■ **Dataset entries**
---*---
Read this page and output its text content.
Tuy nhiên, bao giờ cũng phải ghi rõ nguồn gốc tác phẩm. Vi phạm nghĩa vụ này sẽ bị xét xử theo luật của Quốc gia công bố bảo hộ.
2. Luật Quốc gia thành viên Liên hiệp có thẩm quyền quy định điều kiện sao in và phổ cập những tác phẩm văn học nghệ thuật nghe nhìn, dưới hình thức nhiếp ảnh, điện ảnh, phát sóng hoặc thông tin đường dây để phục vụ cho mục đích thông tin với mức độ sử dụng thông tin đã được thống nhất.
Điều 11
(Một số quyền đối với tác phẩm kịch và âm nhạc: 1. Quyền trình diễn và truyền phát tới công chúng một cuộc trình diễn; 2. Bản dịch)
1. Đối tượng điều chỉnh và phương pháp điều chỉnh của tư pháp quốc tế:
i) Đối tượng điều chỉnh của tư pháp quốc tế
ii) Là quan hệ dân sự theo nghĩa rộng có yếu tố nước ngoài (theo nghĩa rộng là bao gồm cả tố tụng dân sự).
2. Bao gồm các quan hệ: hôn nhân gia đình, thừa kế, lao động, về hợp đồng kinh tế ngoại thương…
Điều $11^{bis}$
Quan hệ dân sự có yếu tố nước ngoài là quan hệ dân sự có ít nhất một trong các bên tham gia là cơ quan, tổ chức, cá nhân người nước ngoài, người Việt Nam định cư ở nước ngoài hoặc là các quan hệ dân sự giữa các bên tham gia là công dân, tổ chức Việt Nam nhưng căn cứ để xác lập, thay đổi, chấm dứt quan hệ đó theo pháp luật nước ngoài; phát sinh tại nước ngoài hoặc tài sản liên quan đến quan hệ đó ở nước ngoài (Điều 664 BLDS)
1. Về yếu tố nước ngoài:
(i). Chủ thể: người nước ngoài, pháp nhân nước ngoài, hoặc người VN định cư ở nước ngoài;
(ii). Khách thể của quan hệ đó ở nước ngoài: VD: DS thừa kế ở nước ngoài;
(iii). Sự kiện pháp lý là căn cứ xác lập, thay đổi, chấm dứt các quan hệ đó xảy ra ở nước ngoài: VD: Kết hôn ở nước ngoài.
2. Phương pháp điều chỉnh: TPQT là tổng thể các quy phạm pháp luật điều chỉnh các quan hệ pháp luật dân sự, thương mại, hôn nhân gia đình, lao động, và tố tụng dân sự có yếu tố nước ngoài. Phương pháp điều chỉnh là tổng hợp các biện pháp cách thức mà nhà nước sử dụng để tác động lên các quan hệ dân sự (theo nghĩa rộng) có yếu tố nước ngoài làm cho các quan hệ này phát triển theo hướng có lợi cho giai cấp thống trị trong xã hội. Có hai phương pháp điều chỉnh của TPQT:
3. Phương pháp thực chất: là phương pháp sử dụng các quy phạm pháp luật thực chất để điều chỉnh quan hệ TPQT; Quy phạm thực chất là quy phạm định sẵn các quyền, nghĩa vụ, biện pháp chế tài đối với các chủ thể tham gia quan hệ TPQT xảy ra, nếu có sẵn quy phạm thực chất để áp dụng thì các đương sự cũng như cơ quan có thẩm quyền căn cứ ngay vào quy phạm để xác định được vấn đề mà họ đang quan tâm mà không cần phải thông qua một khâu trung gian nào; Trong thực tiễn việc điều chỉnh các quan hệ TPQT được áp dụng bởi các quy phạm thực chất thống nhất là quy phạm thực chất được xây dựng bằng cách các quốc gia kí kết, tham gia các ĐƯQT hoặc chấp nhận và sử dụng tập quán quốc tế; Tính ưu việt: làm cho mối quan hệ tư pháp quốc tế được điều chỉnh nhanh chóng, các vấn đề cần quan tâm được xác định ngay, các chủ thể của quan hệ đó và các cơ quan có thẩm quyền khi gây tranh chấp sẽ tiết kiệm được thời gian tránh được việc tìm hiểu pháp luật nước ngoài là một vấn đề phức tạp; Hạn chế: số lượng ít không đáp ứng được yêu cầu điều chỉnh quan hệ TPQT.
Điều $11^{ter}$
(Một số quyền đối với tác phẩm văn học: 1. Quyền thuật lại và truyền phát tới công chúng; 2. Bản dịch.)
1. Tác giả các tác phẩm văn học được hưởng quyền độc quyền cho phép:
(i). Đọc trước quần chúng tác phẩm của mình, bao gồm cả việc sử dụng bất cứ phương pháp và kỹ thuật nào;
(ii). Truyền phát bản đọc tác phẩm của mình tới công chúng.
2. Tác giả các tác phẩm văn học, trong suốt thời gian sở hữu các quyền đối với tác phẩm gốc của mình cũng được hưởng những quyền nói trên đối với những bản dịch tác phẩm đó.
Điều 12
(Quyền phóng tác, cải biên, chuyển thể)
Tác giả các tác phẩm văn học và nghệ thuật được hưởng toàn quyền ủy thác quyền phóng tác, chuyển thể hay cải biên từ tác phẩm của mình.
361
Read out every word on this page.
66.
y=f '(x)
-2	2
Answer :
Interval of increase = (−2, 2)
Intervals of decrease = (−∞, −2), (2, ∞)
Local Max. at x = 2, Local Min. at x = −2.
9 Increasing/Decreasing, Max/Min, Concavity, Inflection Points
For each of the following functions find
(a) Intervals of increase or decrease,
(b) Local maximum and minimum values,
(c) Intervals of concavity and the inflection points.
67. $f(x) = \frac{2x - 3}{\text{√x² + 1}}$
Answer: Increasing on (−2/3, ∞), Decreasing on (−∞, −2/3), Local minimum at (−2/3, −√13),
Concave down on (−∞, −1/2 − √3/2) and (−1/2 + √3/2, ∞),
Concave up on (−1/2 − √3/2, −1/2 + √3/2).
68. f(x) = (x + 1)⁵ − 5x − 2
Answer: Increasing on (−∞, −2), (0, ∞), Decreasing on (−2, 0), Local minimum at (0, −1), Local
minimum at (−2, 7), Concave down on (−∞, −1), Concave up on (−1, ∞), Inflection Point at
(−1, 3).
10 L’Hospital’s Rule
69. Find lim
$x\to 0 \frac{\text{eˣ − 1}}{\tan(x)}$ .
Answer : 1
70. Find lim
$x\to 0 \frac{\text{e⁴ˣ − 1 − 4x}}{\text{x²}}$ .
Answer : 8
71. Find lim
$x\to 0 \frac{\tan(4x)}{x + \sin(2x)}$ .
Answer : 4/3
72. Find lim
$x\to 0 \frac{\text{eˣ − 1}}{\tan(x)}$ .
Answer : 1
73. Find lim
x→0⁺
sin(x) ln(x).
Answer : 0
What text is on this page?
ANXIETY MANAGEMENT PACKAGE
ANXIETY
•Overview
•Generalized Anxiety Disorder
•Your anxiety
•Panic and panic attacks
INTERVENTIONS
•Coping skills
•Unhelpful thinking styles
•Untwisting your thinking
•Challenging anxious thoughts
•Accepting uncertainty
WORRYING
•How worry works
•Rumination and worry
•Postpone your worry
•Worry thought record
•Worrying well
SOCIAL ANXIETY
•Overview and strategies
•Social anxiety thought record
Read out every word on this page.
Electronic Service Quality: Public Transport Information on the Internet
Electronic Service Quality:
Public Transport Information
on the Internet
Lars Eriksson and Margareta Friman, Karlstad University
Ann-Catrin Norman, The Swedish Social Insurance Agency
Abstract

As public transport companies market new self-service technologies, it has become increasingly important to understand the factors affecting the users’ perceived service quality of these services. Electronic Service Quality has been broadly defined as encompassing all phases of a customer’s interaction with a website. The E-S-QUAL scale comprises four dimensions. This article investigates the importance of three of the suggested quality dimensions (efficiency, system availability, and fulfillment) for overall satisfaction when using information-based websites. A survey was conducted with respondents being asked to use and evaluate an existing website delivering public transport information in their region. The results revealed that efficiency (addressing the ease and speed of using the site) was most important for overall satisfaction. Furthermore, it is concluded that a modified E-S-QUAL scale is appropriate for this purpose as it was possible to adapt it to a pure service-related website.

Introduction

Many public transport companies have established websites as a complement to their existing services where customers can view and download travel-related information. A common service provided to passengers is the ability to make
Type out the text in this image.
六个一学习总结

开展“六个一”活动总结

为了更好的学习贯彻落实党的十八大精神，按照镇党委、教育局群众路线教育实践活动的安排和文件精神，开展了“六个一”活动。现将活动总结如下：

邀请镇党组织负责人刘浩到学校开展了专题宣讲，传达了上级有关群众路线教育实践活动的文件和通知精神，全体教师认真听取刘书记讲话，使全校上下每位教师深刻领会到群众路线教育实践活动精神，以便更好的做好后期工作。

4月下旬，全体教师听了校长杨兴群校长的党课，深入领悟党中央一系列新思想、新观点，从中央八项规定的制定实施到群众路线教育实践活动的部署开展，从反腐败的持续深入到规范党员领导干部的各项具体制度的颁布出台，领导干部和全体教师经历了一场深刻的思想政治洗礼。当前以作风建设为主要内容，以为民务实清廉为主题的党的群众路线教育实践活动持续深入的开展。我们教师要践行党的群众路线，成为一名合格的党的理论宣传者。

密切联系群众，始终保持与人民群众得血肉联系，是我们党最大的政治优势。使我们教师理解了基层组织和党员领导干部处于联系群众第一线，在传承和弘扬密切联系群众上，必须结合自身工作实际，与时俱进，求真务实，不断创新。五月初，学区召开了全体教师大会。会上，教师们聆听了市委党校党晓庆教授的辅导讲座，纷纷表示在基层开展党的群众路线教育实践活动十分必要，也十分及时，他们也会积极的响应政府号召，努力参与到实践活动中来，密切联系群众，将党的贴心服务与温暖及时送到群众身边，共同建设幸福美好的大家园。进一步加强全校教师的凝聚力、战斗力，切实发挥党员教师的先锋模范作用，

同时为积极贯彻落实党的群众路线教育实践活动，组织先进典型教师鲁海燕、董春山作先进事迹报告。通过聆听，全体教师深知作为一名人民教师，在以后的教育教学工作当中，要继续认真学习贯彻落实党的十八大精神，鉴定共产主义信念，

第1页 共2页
---*---
Quote only the lines from the line containing "Type out the text in this image." through the end of the listing, please, keeping both the first and the last line.

■ **Task response**
Type out the text in this image.
六个一学习总结

开展“六个一”活动总结

为了更好的学习贯彻落实党的十八大精神，按照镇党委、教育局群众路线教育实践活动的安排和文件精神，开展了“六个一”活动。现将活动总结如下：

邀请镇党组织负责人刘浩到学校开展了专题宣讲，传达了上级有关群众路线教育实践活动的文件和通知精神，全体教师认真听取刘书记讲话，使全校上下每位教师深刻领会到群众路线教育实践活动精神，以便更好的做好后期工作。

4月下旬，全体教师听了校长杨兴群校长的党课，深入领悟党中央一系列新思想、新观点，从中央八项规定的制定实施到群众路线教育实践活动的部署开展，从反腐败的持续深入到规范党员领导干部的各项具体制度的颁布出台，领导干部和全体教师经历了一场深刻的思想政治洗礼。当前以作风建设为主要内容，以为民务实清廉为主题的党的群众路线教育实践活动持续深入的开展。我们教师要践行党的群众路线，成为一名合格的党的理论宣传者。

密切联系群众，始终保持与人民群众得血肉联系，是我们党最大的政治优势。使我们教师理解了基层组织和党员领导干部处于联系群众第一线，在传承和弘扬密切联系群众上，必须结合自身工作实际，与时俱进，求真务实，不断创新。五月初，学区召开了全体教师大会。会上，教师们聆听了市委党校党晓庆教授的辅导讲座，纷纷表示在基层开展党的群众路线教育实践活动十分必要，也十分及时，他们也会积极的响应政府号召，努力参与到实践活动中来，密切联系群众，将党的贴心服务与温暖及时送到群众身边，共同建设幸福美好的大家园。进一步加强全校教师的凝聚力、战斗力，切实发挥党员教师的先锋模范作用，

同时为积极贯彻落实党的群众路线教育实践活动，组织先进典型教师鲁海燕、董春山作先进事迹报告。通过聆听，全体教师深知作为一名人民教师，在以后的教育教学工作当中，要继续认真学习贯彻落实党的十八大精神，鉴定共产主义信念，

第1页 共2页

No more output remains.